Data entries:

-=-=-=-=-

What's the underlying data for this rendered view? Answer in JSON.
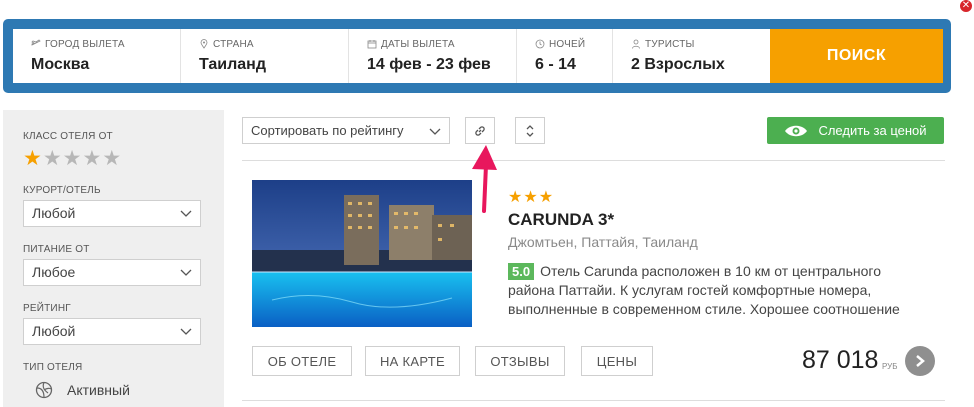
{
  "search": {
    "departure": {
      "label": "ГОРОД ВЫЛЕТА",
      "value": "Москва",
      "icon": "plane-icon"
    },
    "country": {
      "label": "СТРАНА",
      "value": "Таиланд",
      "icon": "location-pin-icon"
    },
    "dates": {
      "label": "ДАТЫ ВЫЛЕТА",
      "value": "14 фев - 23 фев",
      "icon": "calendar-icon"
    },
    "nights": {
      "label": "НОЧЕЙ",
      "value": "6 - 14",
      "icon": "clock-icon"
    },
    "tourists": {
      "label": "ТУРИСТЫ",
      "value": "2 Взрослых",
      "icon": "person-icon"
    },
    "button": "ПОИСК",
    "colors": {
      "bar": "#2e79b3",
      "button": "#f6a000"
    }
  },
  "filters": {
    "hotel_class": {
      "label": "КЛАСС ОТЕЛЯ ОТ",
      "stars_selected": 1,
      "stars_total": 5
    },
    "resort": {
      "label": "КУРОРТ/ОТЕЛЬ",
      "value": "Любой"
    },
    "meal": {
      "label": "ПИТАНИЕ ОТ",
      "value": "Любое"
    },
    "rating": {
      "label": "РЕЙТИНГ",
      "value": "Любой"
    },
    "hotel_type": {
      "label": "ТИП ОТЕЛЯ",
      "option": "Активный"
    }
  },
  "toolbar": {
    "sort": "Сортировать по рейтингу",
    "watch_price": "Следить за ценой",
    "watch_color": "#4caf50"
  },
  "hotel": {
    "stars": 3,
    "name": "CARUNDA 3*",
    "location": "Джомтьен, Паттайя, Таиланд",
    "score": "5.0",
    "description": "Отель Carunda расположен в 10 км от центрального района Паттайи. К услугам гостей комфортные номера, выполненные в современном стиле. Хорошее соотношение",
    "tabs": [
      "ОБ ОТЕЛЕ",
      "НА КАРТЕ",
      "ОТЗЫВЫ",
      "ЦЕНЫ"
    ],
    "price": "87 018",
    "currency": "РУБ"
  }
}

-=-=-=-=-

▶ [THE REQUEST]: Write down every line of the data above that includes the string "location".

▶ [PROBLEM SOLUTION]:
      "icon": "location-pin-icon"
    "location": "Джомтьен, Паттайя, Таиланд",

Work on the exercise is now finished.